**EXERCISE INSTRUCTIONS:** Exact repetition of every entry is required.
----- SUPPLIED INFORMATION
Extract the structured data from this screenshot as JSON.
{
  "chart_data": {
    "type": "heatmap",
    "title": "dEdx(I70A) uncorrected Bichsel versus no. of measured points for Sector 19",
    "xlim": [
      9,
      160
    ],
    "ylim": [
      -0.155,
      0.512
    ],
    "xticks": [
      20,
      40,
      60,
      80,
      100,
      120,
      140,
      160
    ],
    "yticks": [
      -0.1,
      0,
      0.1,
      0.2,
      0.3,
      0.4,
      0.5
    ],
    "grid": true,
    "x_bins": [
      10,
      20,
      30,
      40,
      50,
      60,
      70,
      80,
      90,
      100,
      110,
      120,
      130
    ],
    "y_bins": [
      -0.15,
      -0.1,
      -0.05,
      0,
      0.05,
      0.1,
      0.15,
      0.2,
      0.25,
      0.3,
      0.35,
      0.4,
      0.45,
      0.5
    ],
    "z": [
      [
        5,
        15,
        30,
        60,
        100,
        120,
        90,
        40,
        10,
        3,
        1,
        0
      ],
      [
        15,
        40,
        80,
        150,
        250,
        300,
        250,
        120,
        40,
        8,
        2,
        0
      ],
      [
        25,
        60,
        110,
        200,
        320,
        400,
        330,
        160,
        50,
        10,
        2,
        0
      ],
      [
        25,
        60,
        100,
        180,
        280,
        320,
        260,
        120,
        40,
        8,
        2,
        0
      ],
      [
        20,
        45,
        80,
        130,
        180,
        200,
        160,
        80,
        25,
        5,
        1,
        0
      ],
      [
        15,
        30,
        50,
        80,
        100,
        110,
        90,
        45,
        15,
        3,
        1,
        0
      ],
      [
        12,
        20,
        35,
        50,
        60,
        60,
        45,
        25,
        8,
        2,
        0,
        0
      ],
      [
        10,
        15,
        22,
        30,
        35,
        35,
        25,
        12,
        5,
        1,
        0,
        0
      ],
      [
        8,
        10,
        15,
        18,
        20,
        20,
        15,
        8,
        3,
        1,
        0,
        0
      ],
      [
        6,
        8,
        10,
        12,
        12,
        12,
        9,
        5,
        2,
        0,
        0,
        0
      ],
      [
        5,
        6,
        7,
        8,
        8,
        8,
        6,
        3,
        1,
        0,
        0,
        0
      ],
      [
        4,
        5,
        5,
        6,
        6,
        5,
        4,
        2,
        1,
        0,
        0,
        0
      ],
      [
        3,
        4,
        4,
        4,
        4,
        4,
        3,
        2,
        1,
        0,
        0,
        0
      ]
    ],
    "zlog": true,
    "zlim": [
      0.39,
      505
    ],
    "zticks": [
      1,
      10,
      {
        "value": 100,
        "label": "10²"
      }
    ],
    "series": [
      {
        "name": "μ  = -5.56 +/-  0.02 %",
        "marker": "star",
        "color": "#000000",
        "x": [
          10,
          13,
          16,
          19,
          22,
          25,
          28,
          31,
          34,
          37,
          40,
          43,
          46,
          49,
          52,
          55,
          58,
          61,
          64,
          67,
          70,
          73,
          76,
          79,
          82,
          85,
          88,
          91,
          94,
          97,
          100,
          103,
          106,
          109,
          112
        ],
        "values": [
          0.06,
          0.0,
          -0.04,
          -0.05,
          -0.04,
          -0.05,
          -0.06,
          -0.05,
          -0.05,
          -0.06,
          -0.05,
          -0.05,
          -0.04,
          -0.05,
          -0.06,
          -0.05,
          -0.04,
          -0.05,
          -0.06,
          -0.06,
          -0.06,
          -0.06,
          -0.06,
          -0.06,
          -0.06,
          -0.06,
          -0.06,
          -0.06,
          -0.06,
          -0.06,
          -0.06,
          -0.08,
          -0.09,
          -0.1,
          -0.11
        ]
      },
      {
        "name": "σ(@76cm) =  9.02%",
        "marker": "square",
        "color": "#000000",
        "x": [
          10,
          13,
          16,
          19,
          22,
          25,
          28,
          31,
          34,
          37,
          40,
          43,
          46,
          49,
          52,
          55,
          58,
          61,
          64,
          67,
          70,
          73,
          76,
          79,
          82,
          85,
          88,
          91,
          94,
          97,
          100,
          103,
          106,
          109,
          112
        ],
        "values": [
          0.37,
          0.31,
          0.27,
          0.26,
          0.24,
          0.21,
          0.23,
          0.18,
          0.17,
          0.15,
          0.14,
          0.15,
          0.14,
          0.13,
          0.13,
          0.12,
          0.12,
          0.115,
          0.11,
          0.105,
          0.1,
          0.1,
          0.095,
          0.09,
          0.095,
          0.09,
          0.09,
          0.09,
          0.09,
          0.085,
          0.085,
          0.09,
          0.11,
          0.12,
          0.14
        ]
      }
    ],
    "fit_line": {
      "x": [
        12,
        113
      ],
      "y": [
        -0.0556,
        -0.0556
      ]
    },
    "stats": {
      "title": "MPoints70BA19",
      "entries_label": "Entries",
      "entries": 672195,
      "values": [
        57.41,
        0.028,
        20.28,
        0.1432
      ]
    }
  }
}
----------
**RESPONSE TO THE TASK:**
Extract the structured data from this screenshot as JSON.
{
  "chart_data": {
    "type": "heatmap",
    "title": "dEdx(I70A) uncorrected Bichsel versus no. of measured points for Sector 19",
    "xlim": [
      9,
      160
    ],
    "ylim": [
      -0.155,
      0.512
    ],
    "xticks": [
      20,
      40,
      60,
      80,
      100,
      120,
      140,
      160
    ],
    "yticks": [
      -0.1,
      0,
      0.1,
      0.2,
      0.3,
      0.4,
      0.5
    ],
    "grid": true,
    "x_bins": [
      10,
      20,
      30,
      40,
      50,
      60,
      70,
      80,
      90,
      100,
      110,
      120,
      130
    ],
    "y_bins": [
      -0.15,
      -0.1,
      -0.05,
      0,
      0.05,
      0.1,
      0.15,
      0.2,
      0.25,
      0.3,
      0.35,
      0.4,
      0.45,
      0.5
    ],
    "z": [
      [
        5,
        15,
        30,
        60,
        100,
        120,
        90,
        40,
        10,
        3,
        1,
        0
      ],
      [
        15,
        40,
        80,
        150,
        250,
        300,
        250,
        120,
        40,
        8,
        2,
        0
      ],
      [
        25,
        60,
        110,
        200,
        320,
        400,
        330,
        160,
        50,
        10,
        2,
        0
      ],
      [
        25,
        60,
        100,
        180,
        280,
        320,
        260,
        120,
        40,
        8,
        2,
        0
      ],
      [
        20,
        45,
        80,
        130,
        180,
        200,
        160,
        80,
        25,
        5,
        1,
        0
      ],
      [
        15,
        30,
        50,
        80,
        100,
        110,
        90,
        45,
        15,
        3,
        1,
        0
      ],
      [
        12,
        20,
        35,
        50,
        60,
        60,
        45,
        25,
        8,
        2,
        0,
        0
      ],
      [
        10,
        15,
        22,
        30,
        35,
        35,
        25,
        12,
        5,
        1,
        0,
        0
      ],
      [
        8,
        10,
        15,
        18,
        20,
        20,
        15,
        8,
        3,
        1,
        0,
        0
      ],
      [
        6,
        8,
        10,
        12,
        12,
        12,
        9,
        5,
        2,
        0,
        0,
        0
      ],
      [
        5,
        6,
        7,
        8,
        8,
        8,
        6,
        3,
        1,
        0,
        0,
        0
      ],
      [
        4,
        5,
        5,
        6,
        6,
        5,
        4,
        2,
        1,
        0,
        0,
        0
      ],
      [
        3,
        4,
        4,
        4,
        4,
        4,
        3,
        2,
        1,
        0,
        0,
        0
      ]
    ],
    "zlog": true,
    "zlim": [
      0.39,
      505
    ],
    "zticks": [
      1,
      10,
      {
        "value": 100,
        "label": "10²"
      }
    ],
    "series": [
      {
        "name": "μ  = -5.56 +/-  0.02 %",
        "marker": "star",
        "color": "#000000",
        "x": [
          10,
          13,
          16,
          19,
          22,
          25,
          28,
          31,
          34,
          37,
          40,
          43,
          46,
          49,
          52,
          55,
          58,
          61,
          64,
          67,
          70,
          73,
          76,
          79,
          82,
          85,
          88,
          91,
          94,
          97,
          100,
          103,
          106,
          109,
          112
        ],
        "values": [
          0.06,
          0.0,
          -0.04,
          -0.05,
          -0.04,
          -0.05,
          -0.06,
          -0.05,
          -0.05,
          -0.06,
          -0.05,
          -0.05,
          -0.04,
          -0.05,
          -0.06,
          -0.05,
          -0.04,
          -0.05,
          -0.06,
          -0.06,
          -0.06,
          -0.06,
          -0.06,
          -0.06,
          -0.06,
          -0.06,
          -0.06,
          -0.06,
          -0.06,
          -0.06,
          -0.06,
          -0.08,
          -0.09,
          -0.1,
          -0.11
        ]
      },
      {
        "name": "σ(@76cm) =  9.02%",
        "marker": "square",
        "color": "#000000",
        "x": [
          10,
          13,
          16,
          19,
          22,
          25,
          28,
          31,
          34,
          37,
          40,
          43,
          46,
          49,
          52,
          55,
          58,
          61,
          64,
          67,
          70,
          73,
          76,
          79,
          82,
          85,
          88,
          91,
          94,
          97,
          100,
          103,
          106,
          109,
          112
        ],
        "values": [
          0.37,
          0.31,
          0.27,
          0.26,
          0.24,
          0.21,
          0.23,
          0.18,
          0.17,
          0.15,
          0.14,
          0.15,
          0.14,
          0.13,
          0.13,
          0.12,
          0.12,
          0.115,
          0.11,
          0.105,
          0.1,
          0.1,
          0.095,
          0.09,
          0.095,
          0.09,
          0.09,
          0.09,
          0.09,
          0.085,
          0.085,
          0.09,
          0.11,
          0.12,
          0.14
        ]
      }
    ],
    "fit_line": {
      "x": [
        12,
        113
      ],
      "y": [
        -0.0556,
        -0.0556
      ]
    },
    "stats": {
      "title": "MPoints70BA19",
      "entries_label": "Entries",
      "entries": 672195,
      "values": [
        57.41,
        0.028,
        20.28,
        0.1432
      ]
    }
  }
}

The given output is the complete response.